— begin —

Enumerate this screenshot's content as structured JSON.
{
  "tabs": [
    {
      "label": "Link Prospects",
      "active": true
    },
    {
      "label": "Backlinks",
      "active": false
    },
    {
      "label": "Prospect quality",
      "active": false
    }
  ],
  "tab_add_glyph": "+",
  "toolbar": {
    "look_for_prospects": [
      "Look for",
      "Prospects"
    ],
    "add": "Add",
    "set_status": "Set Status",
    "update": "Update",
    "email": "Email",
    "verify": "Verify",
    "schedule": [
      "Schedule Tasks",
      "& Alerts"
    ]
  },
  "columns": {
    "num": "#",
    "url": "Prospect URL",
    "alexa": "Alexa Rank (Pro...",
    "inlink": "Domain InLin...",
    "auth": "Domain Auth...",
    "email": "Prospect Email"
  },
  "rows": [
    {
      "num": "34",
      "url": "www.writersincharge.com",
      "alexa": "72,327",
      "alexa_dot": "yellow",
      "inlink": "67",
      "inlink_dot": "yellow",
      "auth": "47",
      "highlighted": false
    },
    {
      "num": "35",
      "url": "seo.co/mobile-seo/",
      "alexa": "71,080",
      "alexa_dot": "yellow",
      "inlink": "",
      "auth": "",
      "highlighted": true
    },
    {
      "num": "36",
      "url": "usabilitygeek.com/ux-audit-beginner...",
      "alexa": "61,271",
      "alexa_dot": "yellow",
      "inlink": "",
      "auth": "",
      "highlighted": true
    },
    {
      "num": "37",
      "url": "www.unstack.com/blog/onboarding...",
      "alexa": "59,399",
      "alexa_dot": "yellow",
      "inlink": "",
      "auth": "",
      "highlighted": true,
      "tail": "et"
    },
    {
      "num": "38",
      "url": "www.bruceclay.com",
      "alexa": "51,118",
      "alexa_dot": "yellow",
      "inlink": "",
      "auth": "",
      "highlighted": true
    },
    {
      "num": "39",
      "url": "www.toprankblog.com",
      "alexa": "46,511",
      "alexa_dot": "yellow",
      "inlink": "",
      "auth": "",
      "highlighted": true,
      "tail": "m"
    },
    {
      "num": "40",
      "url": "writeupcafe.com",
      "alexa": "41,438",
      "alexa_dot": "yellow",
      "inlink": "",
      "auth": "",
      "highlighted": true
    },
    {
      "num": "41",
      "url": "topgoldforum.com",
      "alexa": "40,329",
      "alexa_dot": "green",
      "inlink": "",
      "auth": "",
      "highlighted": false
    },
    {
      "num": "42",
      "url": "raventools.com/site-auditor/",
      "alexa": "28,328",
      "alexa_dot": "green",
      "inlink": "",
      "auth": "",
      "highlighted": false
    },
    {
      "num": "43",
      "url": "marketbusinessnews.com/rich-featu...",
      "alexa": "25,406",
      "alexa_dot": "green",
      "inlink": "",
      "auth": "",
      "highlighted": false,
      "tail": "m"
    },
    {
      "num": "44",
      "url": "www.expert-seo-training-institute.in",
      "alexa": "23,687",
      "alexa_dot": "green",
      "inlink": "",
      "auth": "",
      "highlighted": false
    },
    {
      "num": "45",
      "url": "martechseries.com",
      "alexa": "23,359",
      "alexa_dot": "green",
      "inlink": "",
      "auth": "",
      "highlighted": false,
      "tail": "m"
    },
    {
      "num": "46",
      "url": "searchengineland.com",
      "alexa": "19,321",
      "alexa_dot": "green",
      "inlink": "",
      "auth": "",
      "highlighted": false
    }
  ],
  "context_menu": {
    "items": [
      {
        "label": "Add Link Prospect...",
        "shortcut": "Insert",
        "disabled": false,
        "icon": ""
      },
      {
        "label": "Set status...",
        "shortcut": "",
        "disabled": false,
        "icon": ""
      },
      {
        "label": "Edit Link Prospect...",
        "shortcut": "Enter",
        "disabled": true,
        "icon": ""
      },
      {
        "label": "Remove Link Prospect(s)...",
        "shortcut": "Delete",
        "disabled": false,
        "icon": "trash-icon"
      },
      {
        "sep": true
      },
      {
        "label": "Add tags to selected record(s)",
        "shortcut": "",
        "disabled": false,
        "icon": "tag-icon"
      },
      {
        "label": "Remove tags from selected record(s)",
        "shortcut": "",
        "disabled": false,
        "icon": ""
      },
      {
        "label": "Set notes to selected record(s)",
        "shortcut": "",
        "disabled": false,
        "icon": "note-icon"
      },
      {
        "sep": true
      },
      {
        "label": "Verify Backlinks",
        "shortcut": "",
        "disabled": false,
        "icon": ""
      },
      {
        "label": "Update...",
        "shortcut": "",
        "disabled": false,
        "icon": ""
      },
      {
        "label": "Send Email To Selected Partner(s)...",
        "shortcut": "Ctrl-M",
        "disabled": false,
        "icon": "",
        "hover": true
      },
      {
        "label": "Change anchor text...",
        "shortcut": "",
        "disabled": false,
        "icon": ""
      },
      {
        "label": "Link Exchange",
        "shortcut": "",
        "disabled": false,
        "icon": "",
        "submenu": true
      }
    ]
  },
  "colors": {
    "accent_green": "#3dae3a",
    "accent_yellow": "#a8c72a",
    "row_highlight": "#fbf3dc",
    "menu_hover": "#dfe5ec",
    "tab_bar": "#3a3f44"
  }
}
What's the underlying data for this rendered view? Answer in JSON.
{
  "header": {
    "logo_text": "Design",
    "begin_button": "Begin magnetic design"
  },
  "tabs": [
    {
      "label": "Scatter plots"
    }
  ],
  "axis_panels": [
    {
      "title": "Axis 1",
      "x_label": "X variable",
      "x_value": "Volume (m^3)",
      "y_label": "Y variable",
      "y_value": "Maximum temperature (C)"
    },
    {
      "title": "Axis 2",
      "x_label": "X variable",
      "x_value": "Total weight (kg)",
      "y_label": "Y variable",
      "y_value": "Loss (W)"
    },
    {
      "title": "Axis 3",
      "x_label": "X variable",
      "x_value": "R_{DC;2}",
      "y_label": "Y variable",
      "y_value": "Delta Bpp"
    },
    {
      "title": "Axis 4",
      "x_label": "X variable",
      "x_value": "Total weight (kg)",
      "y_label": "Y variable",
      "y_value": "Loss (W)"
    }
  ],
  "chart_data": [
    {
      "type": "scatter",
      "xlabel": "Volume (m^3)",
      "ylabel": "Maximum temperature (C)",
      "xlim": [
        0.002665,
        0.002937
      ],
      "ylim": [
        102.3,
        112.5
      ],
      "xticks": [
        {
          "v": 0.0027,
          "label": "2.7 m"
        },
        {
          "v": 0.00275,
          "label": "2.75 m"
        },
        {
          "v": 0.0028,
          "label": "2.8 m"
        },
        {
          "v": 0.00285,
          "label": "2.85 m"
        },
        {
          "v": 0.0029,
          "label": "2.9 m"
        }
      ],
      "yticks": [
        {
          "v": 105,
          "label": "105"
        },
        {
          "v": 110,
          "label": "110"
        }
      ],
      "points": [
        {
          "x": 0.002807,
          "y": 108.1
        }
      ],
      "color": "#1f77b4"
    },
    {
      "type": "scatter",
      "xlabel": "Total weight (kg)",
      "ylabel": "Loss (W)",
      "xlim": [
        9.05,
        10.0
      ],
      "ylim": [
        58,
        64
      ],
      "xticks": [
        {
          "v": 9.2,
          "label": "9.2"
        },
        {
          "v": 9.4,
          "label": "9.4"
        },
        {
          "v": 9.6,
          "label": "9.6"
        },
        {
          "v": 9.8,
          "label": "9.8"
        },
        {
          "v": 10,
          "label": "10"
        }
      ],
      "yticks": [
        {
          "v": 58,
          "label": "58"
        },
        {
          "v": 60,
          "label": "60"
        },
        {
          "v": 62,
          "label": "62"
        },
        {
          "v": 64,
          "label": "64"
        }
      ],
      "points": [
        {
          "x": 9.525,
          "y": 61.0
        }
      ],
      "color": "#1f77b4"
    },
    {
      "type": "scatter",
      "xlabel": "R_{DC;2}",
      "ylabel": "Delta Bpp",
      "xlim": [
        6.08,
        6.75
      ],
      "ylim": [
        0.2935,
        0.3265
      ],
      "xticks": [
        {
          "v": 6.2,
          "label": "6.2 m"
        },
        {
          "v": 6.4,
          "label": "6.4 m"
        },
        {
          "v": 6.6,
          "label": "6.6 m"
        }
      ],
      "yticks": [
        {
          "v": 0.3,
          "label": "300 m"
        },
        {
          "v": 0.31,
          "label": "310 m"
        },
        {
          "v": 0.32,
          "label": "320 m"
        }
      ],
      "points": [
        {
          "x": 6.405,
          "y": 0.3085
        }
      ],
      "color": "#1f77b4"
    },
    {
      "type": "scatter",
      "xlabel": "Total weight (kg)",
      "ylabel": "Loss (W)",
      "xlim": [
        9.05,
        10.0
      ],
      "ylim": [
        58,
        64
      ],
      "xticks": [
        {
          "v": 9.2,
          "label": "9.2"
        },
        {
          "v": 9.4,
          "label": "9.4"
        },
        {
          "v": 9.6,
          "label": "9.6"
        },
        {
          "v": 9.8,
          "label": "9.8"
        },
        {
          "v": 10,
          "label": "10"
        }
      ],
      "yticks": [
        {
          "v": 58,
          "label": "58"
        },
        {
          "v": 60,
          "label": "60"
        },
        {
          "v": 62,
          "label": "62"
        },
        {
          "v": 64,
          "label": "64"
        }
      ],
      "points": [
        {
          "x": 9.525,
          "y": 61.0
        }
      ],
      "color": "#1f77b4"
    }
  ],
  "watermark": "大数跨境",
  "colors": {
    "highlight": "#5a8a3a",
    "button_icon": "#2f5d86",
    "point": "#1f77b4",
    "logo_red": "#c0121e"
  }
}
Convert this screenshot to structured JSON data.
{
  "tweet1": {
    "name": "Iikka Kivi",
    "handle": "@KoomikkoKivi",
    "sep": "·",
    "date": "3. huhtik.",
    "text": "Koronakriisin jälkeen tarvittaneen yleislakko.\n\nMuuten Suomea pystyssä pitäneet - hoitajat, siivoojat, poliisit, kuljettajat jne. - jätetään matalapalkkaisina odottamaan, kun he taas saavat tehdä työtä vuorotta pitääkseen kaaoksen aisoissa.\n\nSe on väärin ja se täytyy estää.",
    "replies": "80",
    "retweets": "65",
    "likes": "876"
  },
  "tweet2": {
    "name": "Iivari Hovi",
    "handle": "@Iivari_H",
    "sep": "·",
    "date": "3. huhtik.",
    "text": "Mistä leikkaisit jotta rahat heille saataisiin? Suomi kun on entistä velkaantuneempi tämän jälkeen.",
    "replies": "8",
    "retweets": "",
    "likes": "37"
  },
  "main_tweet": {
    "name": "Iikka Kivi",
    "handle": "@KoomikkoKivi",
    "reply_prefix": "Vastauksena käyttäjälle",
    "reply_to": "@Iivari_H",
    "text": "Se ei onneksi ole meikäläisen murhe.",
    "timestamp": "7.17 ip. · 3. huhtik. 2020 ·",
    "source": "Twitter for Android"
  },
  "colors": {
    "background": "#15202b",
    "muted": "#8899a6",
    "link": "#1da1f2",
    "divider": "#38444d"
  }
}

— end —

▶ [THE EXERCISE] In the entries above, find the lines containing the word "record" and say how many there are, with no other words.

▶ [RESULT FOR THIS EXERCISE] 3